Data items
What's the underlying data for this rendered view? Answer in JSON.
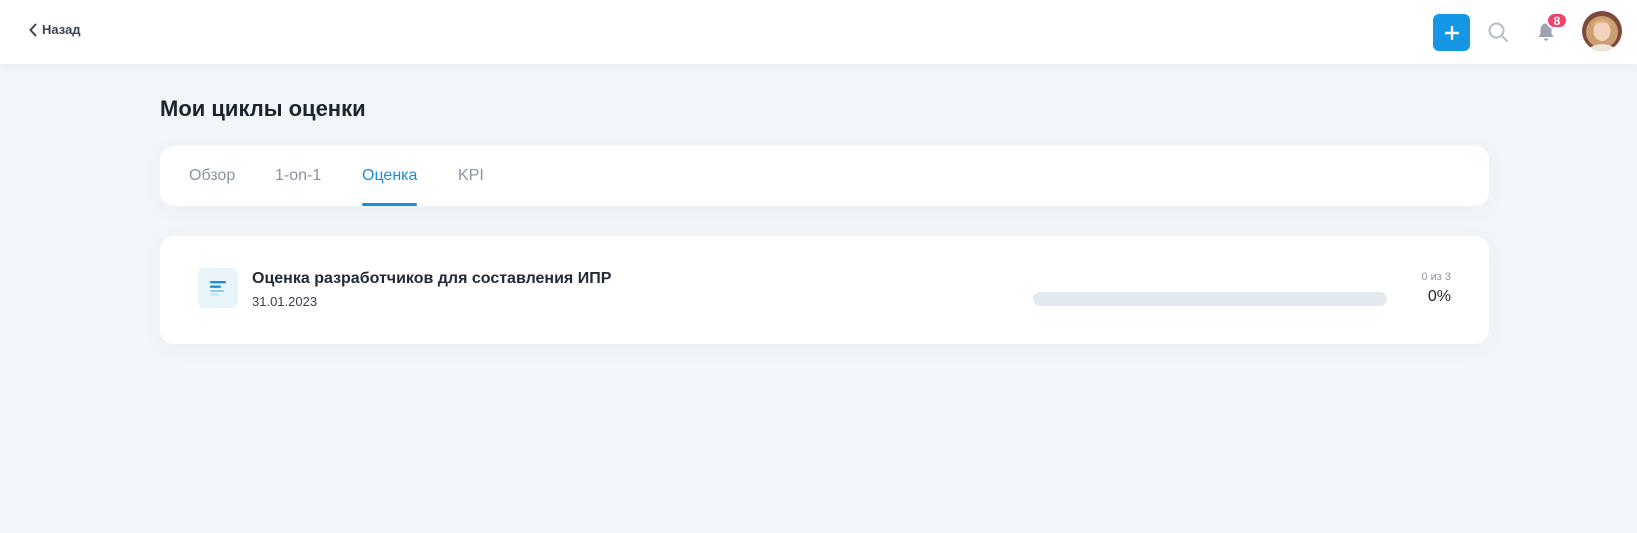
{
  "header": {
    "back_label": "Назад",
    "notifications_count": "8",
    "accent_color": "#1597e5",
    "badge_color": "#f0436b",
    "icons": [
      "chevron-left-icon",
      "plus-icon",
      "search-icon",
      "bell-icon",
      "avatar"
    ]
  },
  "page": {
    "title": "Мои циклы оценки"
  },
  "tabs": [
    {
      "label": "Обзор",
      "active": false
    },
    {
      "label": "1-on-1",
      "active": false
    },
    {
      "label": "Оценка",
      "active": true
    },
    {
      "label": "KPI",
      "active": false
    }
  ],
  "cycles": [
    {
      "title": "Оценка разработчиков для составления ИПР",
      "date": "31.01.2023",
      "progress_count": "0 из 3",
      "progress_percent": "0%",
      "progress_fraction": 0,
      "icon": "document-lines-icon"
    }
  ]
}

• **YOUR TASK**
Return the material word for word. Pictures are not part of the copy.

• **SOLUTION FOR THIS PROBLEM**
What's the underlying data for this rendered view? Answer in JSON.
{
  "header": {
    "back_label": "Назад",
    "notifications_count": "8",
    "accent_color": "#1597e5",
    "badge_color": "#f0436b",
    "icons": [
      "chevron-left-icon",
      "plus-icon",
      "search-icon",
      "bell-icon",
      "avatar"
    ]
  },
  "page": {
    "title": "Мои циклы оценки"
  },
  "tabs": [
    {
      "label": "Обзор",
      "active": false
    },
    {
      "label": "1-on-1",
      "active": false
    },
    {
      "label": "Оценка",
      "active": true
    },
    {
      "label": "KPI",
      "active": false
    }
  ],
  "cycles": [
    {
      "title": "Оценка разработчиков для составления ИПР",
      "date": "31.01.2023",
      "progress_count": "0 из 3",
      "progress_percent": "0%",
      "progress_fraction": 0,
      "icon": "document-lines-icon"
    }
  ]
}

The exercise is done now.